Instruction – Below are the records; reproduce all of them exactly but without any images.

== Supplied data

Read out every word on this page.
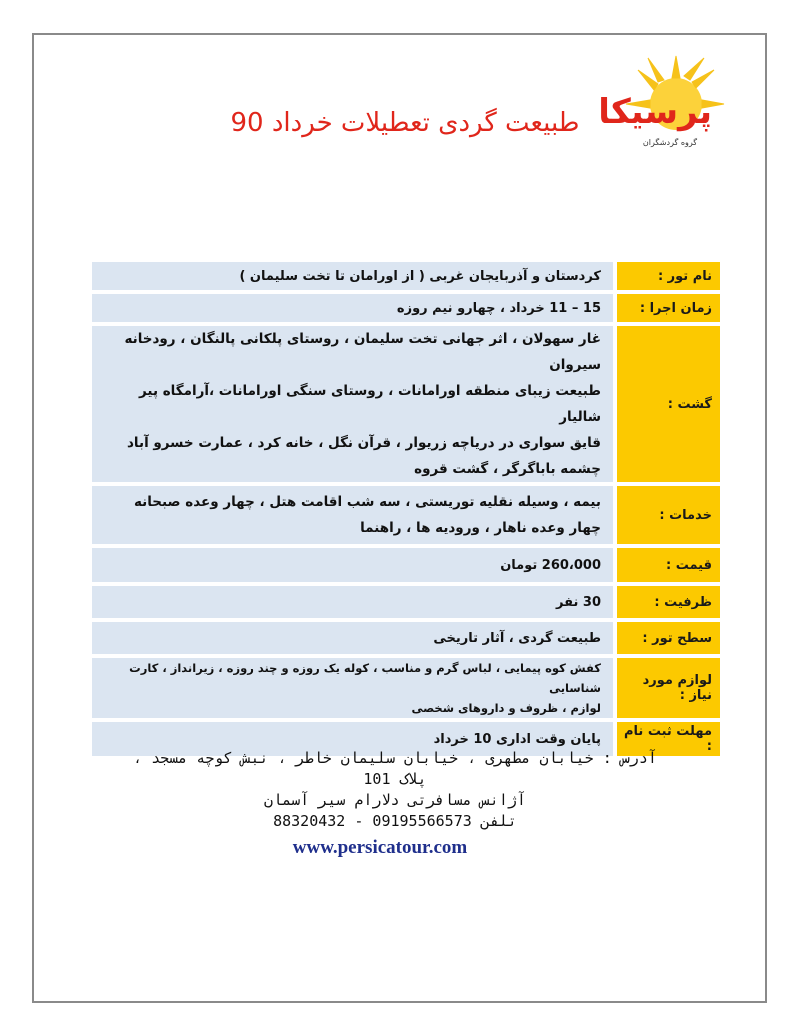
پرسیکا
گروه گردشگران
طبیعت گردی تعطیلات خرداد 90
نام تور :		کردستان و آذربایجان غربی ( از اورامان تا تخت سلیمان )

زمان اجرا :		15 – 11 خرداد ، چهارو نیم روزه

گشت :		غار سهولان ، اثر جهانی تخت سلیمان ، روستای پلکانی پالنگان ، رودخانه سیروان
طبیعت زیبای منطقه اورامانات ، روستای سنگی اورامانات ،آرامگاه پیر شالیار
قایق سواری در دریاچه زریوار ، قرآن نگل ، خانه کرد ، عمارت خسرو آباد
چشمه باباگرگر ، گشت قروه

خدمات :		بیمه ، وسیله نقلیه توریستی ، سه شب اقامت هتل ، چهار وعده صبحانه
چهار وعده ناهار ، ورودیه ها ، راهنما

قیمت :		260،000 تومان

ظرفیت :		30 نفر

سطح تور :		طبیعت گردی ، آثار تاریخی

لوازم مورد نیاز :		کفش کوه پیمایی ، لباس گرم و مناسب ، کوله یک روزه و چند روزه ، زیرانداز ، کارت شناسایی
لوازم ، ظروف و داروهای شخصی

مهلت ثبت نام :		پایان وقت اداری 10 خرداد
آدرس : خیابان مطهری ، خیابان سلیمان خاطر ، نبش کوچه مسجد ،
پلاک 101
آژانس مسافرتی دلارام سیر آسمان
تلفن 09195566573 - 88320432
www.persicatour.com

====

Final result –
Read out every word on this page.
پرسیکا
گروه گردشگران
طبیعت گردی تعطیلات خرداد 90
نام تور :		کردستان و آذربایجان غربی ( از اورامان تا تخت سلیمان )

زمان اجرا :		15 – 11 خرداد ، چهارو نیم روزه

گشت :		غار سهولان ، اثر جهانی تخت سلیمان ، روستای پلکانی پالنگان ، رودخانه سیروان
طبیعت زیبای منطقه اورامانات ، روستای سنگی اورامانات ،آرامگاه پیر شالیار
قایق سواری در دریاچه زریوار ، قرآن نگل ، خانه کرد ، عمارت خسرو آباد
چشمه باباگرگر ، گشت قروه

خدمات :		بیمه ، وسیله نقلیه توریستی ، سه شب اقامت هتل ، چهار وعده صبحانه
چهار وعده ناهار ، ورودیه ها ، راهنما

قیمت :		260،000 تومان

ظرفیت :		30 نفر

سطح تور :		طبیعت گردی ، آثار تاریخی

لوازم مورد نیاز :		کفش کوه پیمایی ، لباس گرم و مناسب ، کوله یک روزه و چند روزه ، زیرانداز ، کارت شناسایی
لوازم ، ظروف و داروهای شخصی

مهلت ثبت نام :		پایان وقت اداری 10 خرداد
آدرس : خیابان مطهری ، خیابان سلیمان خاطر ، نبش کوچه مسجد ،
پلاک 101
آژانس مسافرتی دلارام سیر آسمان
تلفن 09195566573 - 88320432
www.persicatour.com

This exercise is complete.